### [SHORT PROBLEM]
State how many lines hold the string "FACULTAD". Give the number and nothing else.

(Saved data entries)
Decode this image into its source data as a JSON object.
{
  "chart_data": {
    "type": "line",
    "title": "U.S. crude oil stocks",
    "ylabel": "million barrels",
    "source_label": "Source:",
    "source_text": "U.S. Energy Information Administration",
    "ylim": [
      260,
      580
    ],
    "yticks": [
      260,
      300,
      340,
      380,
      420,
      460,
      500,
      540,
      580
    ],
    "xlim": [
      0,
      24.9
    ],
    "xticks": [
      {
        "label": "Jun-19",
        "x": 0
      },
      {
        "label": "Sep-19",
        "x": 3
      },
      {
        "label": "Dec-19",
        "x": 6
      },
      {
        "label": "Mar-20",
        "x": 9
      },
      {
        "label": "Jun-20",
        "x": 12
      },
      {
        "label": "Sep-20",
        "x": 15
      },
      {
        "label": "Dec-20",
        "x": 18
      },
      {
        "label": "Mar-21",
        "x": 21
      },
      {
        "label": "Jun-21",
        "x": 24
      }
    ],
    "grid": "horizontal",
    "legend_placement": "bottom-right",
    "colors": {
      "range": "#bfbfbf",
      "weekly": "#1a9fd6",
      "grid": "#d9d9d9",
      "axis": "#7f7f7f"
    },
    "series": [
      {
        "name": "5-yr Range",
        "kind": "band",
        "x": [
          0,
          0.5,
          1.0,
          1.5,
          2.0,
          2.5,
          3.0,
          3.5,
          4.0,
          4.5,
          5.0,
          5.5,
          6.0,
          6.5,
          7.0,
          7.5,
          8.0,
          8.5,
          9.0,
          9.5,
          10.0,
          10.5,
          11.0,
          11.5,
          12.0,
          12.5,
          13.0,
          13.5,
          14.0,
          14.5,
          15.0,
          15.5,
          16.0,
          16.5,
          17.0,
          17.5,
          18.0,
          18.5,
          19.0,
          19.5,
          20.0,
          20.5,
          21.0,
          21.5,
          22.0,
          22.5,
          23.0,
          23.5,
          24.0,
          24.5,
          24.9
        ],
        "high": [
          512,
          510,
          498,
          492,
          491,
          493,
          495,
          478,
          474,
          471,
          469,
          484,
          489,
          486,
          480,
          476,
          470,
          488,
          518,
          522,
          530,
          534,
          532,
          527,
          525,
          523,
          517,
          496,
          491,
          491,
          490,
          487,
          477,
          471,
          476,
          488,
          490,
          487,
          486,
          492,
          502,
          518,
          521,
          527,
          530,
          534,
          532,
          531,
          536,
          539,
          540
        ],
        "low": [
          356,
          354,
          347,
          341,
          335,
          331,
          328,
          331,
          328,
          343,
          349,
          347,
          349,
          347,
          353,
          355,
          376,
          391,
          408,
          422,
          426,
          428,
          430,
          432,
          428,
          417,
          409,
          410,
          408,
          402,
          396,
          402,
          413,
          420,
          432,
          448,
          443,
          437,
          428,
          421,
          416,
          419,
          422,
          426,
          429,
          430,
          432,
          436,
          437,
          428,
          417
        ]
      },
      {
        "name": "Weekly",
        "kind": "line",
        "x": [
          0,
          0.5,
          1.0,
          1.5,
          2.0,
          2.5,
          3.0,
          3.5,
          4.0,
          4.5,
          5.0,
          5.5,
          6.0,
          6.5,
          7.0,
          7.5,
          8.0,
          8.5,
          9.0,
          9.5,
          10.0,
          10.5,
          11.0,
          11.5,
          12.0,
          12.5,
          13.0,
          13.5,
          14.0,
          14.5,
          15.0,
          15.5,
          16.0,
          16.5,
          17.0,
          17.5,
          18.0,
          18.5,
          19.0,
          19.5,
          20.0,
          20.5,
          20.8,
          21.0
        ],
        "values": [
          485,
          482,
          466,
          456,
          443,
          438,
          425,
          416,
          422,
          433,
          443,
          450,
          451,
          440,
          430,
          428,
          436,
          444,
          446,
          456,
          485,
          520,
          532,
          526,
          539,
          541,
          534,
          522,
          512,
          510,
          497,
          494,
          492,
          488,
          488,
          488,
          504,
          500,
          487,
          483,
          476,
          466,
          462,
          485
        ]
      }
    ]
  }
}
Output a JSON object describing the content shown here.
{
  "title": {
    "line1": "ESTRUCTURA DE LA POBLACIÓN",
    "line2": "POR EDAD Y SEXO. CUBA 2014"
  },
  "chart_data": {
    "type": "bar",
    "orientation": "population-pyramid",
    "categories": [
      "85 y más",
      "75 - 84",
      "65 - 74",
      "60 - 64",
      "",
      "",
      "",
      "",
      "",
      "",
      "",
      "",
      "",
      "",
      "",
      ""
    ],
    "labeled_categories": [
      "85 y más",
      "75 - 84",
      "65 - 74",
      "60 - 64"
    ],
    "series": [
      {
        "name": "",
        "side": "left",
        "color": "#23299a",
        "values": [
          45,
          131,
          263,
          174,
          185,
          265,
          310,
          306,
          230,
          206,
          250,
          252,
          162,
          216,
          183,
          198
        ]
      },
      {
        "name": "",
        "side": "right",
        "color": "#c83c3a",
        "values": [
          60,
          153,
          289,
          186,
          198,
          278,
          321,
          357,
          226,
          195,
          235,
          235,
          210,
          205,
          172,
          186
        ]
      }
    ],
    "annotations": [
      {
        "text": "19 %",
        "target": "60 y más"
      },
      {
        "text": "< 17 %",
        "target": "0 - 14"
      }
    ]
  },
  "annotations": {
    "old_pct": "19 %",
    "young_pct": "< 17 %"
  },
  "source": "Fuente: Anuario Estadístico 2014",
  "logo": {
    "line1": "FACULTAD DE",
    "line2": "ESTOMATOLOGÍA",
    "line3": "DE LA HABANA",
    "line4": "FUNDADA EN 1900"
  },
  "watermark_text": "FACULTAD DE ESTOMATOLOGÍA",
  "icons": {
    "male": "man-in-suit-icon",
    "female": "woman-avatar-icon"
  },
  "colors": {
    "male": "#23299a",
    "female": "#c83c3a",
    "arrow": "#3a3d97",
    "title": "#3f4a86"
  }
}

### [ANSWER BELOW]
2